Problem: Answer with a single number: the count of lines that hold "WATRIPONT".

Records from a data collection:

::::::::::

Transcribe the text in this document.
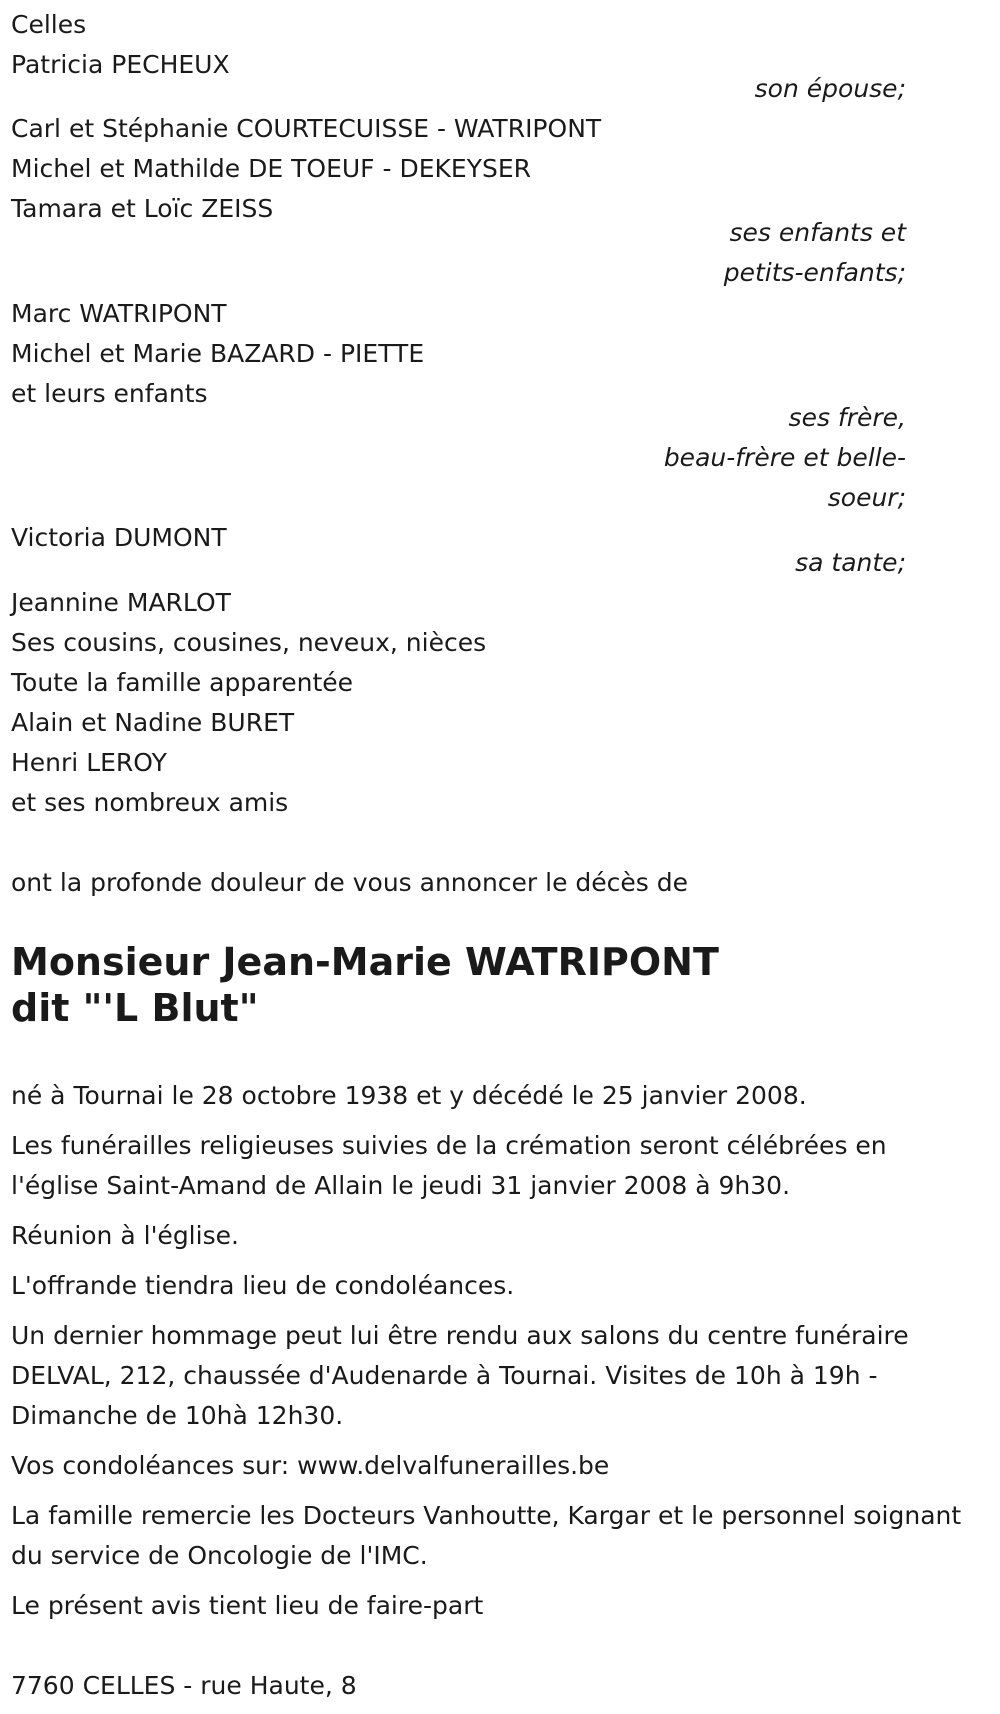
Celles
Patricia PECHEUX
son épouse;
Carl et Stéphanie COURTECUISSE - WATRIPONT
Michel et Mathilde DE TOEUF - DEKEYSER
Tamara et Loïc ZEISS
ses enfants et
petits-enfants;
Marc WATRIPONT
Michel et Marie BAZARD - PIETTE
et leurs enfants
ses frère,
beau-frère et belle-
soeur;
Victoria DUMONT
sa tante;
Jeannine MARLOT
Ses cousins, cousines, neveux, nièces
Toute la famille apparentée
Alain et Nadine BURET
Henri LEROY
et ses nombreux amis
ont la profonde douleur de vous annoncer le décès de
Monsieur Jean-Marie WATRIPONT
dit "'L Blut"
né à Tournai le 28 octobre 1938 et y décédé le 25 janvier 2008.
Les funérailles religieuses suivies de la crémation seront célébrées en l'église Saint-Amand de Allain le jeudi 31 janvier 2008 à 9h30.
Réunion à l'église.
L'offrande tiendra lieu de condoléances.
Un dernier hommage peut lui être rendu aux salons du centre funéraire DELVAL, 212, chaussée d'Audenarde à Tournai. Visites de 10h à 19h - Dimanche de 10hà 12h30.
Vos condoléances sur: www.delvalfunerailles.be
La famille remercie les Docteurs Vanhoutte, Kargar et le personnel soignant du service de Oncologie de l'IMC.
Le présent avis tient lieu de faire-part
7760 CELLES - rue Haute, 8
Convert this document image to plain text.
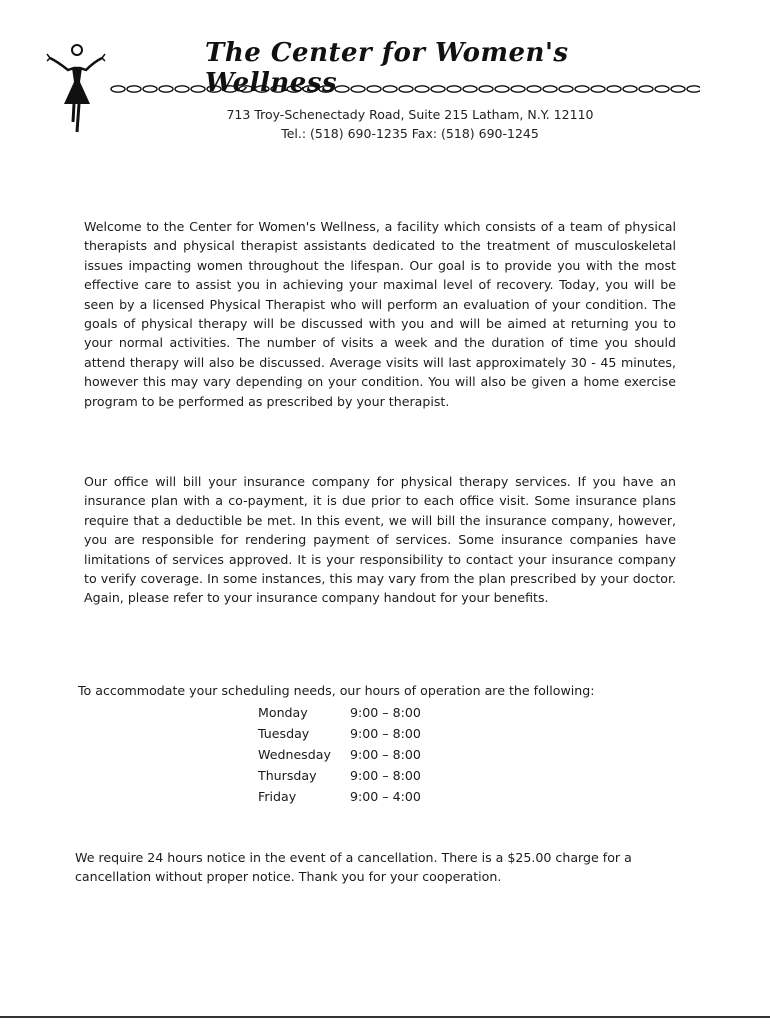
The Center for Women's Wellness
713 Troy-Schenectady Road, Suite 215 Latham, N.Y. 12110
Tel.: (518) 690-1235 Fax: (518) 690-1245

Welcome to the Center for Women's Wellness, a facility which consists of a team of physical therapists and physical therapist assistants dedicated to the treatment of musculoskeletal issues impacting women throughout the lifespan. Our goal is to provide you with the most effective care to assist you in achieving your maximal level of recovery. Today, you will be seen by a licensed Physical Therapist who will perform an evaluation of your condition. The goals of physical therapy will be discussed with you and will be aimed at returning you to your normal activities. The number of visits a week and the duration of time you should attend therapy will also be discussed. Average visits will last approximately 30 - 45 minutes, however this may vary depending on your condition. You will also be given a home exercise program to be performed as prescribed by your therapist.

Our office will bill your insurance company for physical therapy services. If you have an insurance plan with a co-payment, it is due prior to each office visit. Some insurance plans require that a deductible be met. In this event, we will bill the insurance company, however, you are responsible for rendering payment of services. Some insurance companies have limitations of services approved. It is your responsibility to contact your insurance company to verify coverage. In some instances, this may vary from the plan prescribed by your doctor. Again, please refer to your insurance company handout for your benefits.

To accommodate your scheduling needs, our hours of operation are the following:
Monday	9:00 – 8:00
Tuesday	9:00 – 8:00
Wednesday	9:00 – 8:00
Thursday	9:00 – 8:00
Friday	9:00 – 4:00

We require 24 hours notice in the event of a cancellation. There is a $25.00 charge for a cancellation without proper notice. Thank you for your cooperation.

::::::::::

Answer to the exercise: 3